-- BEGIN Supplied data --

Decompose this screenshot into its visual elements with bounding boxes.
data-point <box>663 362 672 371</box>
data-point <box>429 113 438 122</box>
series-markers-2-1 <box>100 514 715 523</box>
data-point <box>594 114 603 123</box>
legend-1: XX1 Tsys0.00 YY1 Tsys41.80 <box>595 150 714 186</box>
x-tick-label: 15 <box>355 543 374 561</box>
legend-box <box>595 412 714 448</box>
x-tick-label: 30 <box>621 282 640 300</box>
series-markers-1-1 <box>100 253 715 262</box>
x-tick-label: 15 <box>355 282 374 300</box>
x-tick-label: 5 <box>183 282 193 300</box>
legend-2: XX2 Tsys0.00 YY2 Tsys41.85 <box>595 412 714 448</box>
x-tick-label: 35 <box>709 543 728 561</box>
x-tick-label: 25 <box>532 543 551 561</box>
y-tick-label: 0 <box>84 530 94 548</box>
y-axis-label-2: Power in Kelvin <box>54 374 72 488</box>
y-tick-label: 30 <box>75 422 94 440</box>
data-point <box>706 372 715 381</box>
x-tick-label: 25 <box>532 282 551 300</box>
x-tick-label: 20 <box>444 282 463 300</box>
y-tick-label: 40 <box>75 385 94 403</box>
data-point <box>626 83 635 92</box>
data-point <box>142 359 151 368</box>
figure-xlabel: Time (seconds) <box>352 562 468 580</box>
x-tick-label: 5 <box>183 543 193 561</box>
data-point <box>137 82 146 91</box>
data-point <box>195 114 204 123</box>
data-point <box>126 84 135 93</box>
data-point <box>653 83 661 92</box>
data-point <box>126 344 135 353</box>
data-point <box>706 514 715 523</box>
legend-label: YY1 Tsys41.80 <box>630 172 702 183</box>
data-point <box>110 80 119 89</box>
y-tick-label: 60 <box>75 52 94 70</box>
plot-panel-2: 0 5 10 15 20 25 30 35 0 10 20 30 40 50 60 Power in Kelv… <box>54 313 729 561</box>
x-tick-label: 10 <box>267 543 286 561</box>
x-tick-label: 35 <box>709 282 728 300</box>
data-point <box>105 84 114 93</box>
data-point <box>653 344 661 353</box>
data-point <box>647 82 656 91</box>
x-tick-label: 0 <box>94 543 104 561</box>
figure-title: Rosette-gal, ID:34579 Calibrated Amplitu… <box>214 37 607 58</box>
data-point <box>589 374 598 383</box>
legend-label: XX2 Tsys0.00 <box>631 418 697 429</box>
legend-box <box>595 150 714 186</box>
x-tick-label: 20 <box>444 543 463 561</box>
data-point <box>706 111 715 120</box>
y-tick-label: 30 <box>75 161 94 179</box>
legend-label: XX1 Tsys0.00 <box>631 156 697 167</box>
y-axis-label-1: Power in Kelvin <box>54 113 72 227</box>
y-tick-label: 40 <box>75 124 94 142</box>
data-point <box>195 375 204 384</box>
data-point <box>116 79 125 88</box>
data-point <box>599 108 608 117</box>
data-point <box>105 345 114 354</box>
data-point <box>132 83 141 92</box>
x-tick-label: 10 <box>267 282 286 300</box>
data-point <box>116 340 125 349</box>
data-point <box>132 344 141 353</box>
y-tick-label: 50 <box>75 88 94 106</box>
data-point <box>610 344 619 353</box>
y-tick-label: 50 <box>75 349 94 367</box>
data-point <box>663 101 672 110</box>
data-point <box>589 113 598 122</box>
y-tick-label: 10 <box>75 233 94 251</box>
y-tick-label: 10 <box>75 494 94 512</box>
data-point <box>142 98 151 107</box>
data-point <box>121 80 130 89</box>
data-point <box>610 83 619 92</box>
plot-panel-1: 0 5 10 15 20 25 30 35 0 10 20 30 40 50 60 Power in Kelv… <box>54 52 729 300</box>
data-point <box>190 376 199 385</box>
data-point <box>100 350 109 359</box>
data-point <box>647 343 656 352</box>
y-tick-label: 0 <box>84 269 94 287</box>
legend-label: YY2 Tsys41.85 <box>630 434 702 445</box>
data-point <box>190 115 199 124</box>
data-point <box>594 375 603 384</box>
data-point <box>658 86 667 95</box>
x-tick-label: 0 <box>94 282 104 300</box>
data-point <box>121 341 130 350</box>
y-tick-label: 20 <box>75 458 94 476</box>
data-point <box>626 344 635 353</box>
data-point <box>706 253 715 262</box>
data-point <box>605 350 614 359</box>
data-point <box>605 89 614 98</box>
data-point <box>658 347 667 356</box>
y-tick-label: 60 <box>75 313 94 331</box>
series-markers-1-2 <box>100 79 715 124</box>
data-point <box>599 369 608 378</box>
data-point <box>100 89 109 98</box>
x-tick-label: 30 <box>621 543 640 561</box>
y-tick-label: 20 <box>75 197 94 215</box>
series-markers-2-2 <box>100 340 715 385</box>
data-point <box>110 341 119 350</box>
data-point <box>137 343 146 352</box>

-- END Supplied data --

Given problem
Express the records from their first line through the line containing "x-tick-label: 5 <box>183 282 193 300</box>" as a JSON list of strings, one string per line, with blank lines omitted.

Written response
[
  "Decompose this screenshot into its visual elements with bounding boxes.",
  "data-point <box>663 362 672 371</box>",
  "data-point <box>429 113 438 122</box>",
  "series-markers-2-1 <box>100 514 715 523</box>",
  "data-point <box>594 114 603 123</box>",
  "legend-1: XX1 Tsys0.00 YY1 Tsys41.80 <box>595 150 714 186</box>",
  "x-tick-label: 15 <box>355 543 374 561</box>",
  "legend-box <box>595 412 714 448</box>",
  "x-tick-label: 30 <box>621 282 640 300</box>",
  "series-markers-1-1 <box>100 253 715 262</box>",
  "x-tick-label: 15 <box>355 282 374 300</box>",
  "x-tick-label: 5 <box>183 282 193 300</box>"
]